CHALLENGE -> Retype the material word for word.

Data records

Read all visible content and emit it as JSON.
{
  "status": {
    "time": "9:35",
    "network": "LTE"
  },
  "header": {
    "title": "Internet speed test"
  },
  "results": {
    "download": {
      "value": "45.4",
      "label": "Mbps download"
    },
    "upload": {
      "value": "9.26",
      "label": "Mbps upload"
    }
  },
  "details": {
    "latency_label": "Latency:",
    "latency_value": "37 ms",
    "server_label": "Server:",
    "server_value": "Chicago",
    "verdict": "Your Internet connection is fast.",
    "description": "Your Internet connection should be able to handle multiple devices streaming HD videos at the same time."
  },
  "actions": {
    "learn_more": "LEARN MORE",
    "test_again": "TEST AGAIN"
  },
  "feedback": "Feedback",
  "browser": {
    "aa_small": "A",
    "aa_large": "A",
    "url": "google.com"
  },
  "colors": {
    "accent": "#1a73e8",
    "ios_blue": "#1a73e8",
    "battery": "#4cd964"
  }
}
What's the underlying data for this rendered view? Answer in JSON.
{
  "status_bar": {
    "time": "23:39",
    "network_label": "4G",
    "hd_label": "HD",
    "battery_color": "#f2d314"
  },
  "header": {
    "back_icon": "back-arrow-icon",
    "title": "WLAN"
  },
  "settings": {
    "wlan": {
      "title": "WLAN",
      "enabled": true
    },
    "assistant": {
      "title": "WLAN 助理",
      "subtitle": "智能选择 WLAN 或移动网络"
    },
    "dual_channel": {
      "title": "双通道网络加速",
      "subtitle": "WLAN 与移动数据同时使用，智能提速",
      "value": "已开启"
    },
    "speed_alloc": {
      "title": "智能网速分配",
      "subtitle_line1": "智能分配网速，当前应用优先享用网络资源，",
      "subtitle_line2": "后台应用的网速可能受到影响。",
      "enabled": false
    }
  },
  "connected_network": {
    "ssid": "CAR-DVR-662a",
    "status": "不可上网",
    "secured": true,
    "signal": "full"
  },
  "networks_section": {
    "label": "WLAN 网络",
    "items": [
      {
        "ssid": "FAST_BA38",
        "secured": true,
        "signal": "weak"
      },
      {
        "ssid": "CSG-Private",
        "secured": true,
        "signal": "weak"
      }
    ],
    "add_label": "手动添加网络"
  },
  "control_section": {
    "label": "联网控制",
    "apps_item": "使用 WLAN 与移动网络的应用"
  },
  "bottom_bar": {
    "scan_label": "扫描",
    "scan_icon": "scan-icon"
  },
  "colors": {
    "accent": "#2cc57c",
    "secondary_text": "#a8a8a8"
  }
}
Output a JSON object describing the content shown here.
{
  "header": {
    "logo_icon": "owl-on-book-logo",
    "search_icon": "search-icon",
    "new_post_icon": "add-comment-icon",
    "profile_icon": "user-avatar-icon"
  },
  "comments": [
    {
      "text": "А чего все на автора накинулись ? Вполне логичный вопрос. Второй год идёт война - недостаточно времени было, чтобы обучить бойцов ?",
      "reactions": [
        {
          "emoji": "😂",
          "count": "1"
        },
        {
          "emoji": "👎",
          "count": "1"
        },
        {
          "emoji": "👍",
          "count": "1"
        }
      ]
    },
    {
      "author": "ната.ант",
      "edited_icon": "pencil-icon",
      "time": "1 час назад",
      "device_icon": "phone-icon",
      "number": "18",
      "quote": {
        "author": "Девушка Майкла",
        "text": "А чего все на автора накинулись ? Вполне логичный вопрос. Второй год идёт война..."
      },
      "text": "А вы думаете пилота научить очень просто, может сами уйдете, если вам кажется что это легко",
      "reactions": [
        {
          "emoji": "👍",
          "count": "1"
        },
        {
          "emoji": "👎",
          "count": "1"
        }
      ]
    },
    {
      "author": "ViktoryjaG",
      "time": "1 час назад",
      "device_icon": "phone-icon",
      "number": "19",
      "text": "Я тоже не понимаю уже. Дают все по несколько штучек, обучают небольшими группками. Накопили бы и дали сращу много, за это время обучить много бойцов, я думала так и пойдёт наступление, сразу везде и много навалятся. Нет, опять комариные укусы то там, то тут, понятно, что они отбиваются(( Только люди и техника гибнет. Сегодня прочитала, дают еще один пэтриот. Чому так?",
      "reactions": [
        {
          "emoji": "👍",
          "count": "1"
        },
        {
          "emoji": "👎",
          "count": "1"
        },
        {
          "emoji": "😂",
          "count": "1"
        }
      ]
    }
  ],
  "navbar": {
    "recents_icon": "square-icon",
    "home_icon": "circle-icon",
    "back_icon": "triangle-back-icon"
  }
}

SOLUTION ->
Read all visible content and emit it as JSON.
{
  "status": {
    "time": "9:35",
    "network": "LTE"
  },
  "header": {
    "title": "Internet speed test"
  },
  "results": {
    "download": {
      "value": "45.4",
      "label": "Mbps download"
    },
    "upload": {
      "value": "9.26",
      "label": "Mbps upload"
    }
  },
  "details": {
    "latency_label": "Latency:",
    "latency_value": "37 ms",
    "server_label": "Server:",
    "server_value": "Chicago",
    "verdict": "Your Internet connection is fast.",
    "description": "Your Internet connection should be able to handle multiple devices streaming HD videos at the same time."
  },
  "actions": {
    "learn_more": "LEARN MORE",
    "test_again": "TEST AGAIN"
  },
  "feedback": "Feedback",
  "browser": {
    "aa_small": "A",
    "aa_large": "A",
    "url": "google.com"
  },
  "colors": {
    "accent": "#1a73e8",
    "ios_blue": "#1a73e8",
    "battery": "#4cd964"
  }
}
What's the underlying data for this rendered view? Answer in JSON.
{
  "status_bar": {
    "time": "23:39",
    "network_label": "4G",
    "hd_label": "HD",
    "battery_color": "#f2d314"
  },
  "header": {
    "back_icon": "back-arrow-icon",
    "title": "WLAN"
  },
  "settings": {
    "wlan": {
      "title": "WLAN",
      "enabled": true
    },
    "assistant": {
      "title": "WLAN 助理",
      "subtitle": "智能选择 WLAN 或移动网络"
    },
    "dual_channel": {
      "title": "双通道网络加速",
      "subtitle": "WLAN 与移动数据同时使用，智能提速",
      "value": "已开启"
    },
    "speed_alloc": {
      "title": "智能网速分配",
      "subtitle_line1": "智能分配网速，当前应用优先享用网络资源，",
      "subtitle_line2": "后台应用的网速可能受到影响。",
      "enabled": false
    }
  },
  "connected_network": {
    "ssid": "CAR-DVR-662a",
    "status": "不可上网",
    "secured": true,
    "signal": "full"
  },
  "networks_section": {
    "label": "WLAN 网络",
    "items": [
      {
        "ssid": "FAST_BA38",
        "secured": true,
        "signal": "weak"
      },
      {
        "ssid": "CSG-Private",
        "secured": true,
        "signal": "weak"
      }
    ],
    "add_label": "手动添加网络"
  },
  "control_section": {
    "label": "联网控制",
    "apps_item": "使用 WLAN 与移动网络的应用"
  },
  "bottom_bar": {
    "scan_label": "扫描",
    "scan_icon": "scan-icon"
  },
  "colors": {
    "accent": "#2cc57c",
    "secondary_text": "#a8a8a8"
  }
}
Output a JSON object describing the content shown here.
{
  "header": {
    "logo_icon": "owl-on-book-logo",
    "search_icon": "search-icon",
    "new_post_icon": "add-comment-icon",
    "profile_icon": "user-avatar-icon"
  },
  "comments": [
    {
      "text": "А чего все на автора накинулись ? Вполне логичный вопрос. Второй год идёт война - недостаточно времени было, чтобы обучить бойцов ?",
      "reactions": [
        {
          "emoji": "😂",
          "count": "1"
        },
        {
          "emoji": "👎",
          "count": "1"
        },
        {
          "emoji": "👍",
          "count": "1"
        }
      ]
    },
    {
      "author": "ната.ант",
      "edited_icon": "pencil-icon",
      "time": "1 час назад",
      "device_icon": "phone-icon",
      "number": "18",
      "quote": {
        "author": "Девушка Майкла",
        "text": "А чего все на автора накинулись ? Вполне логичный вопрос. Второй год идёт война..."
      },
      "text": "А вы думаете пилота научить очень просто, может сами уйдете, если вам кажется что это легко",
      "reactions": [
        {
          "emoji": "👍",
          "count": "1"
        },
        {
          "emoji": "👎",
          "count": "1"
        }
      ]
    },
    {
      "author": "ViktoryjaG",
      "time": "1 час назад",
      "device_icon": "phone-icon",
      "number": "19",
      "text": "Я тоже не понимаю уже. Дают все по несколько штучек, обучают небольшими группками. Накопили бы и дали сращу много, за это время обучить много бойцов, я думала так и пойдёт наступление, сразу везде и много навалятся. Нет, опять комариные укусы то там, то тут, понятно, что они отбиваются(( Только люди и техника гибнет. Сегодня прочитала, дают еще один пэтриот. Чому так?",
      "reactions": [
        {
          "emoji": "👍",
          "count": "1"
        },
        {
          "emoji": "👎",
          "count": "1"
        },
        {
          "emoji": "😂",
          "count": "1"
        }
      ]
    }
  ],
  "navbar": {
    "recents_icon": "square-icon",
    "home_icon": "circle-icon",
    "back_icon": "triangle-back-icon"
  }
}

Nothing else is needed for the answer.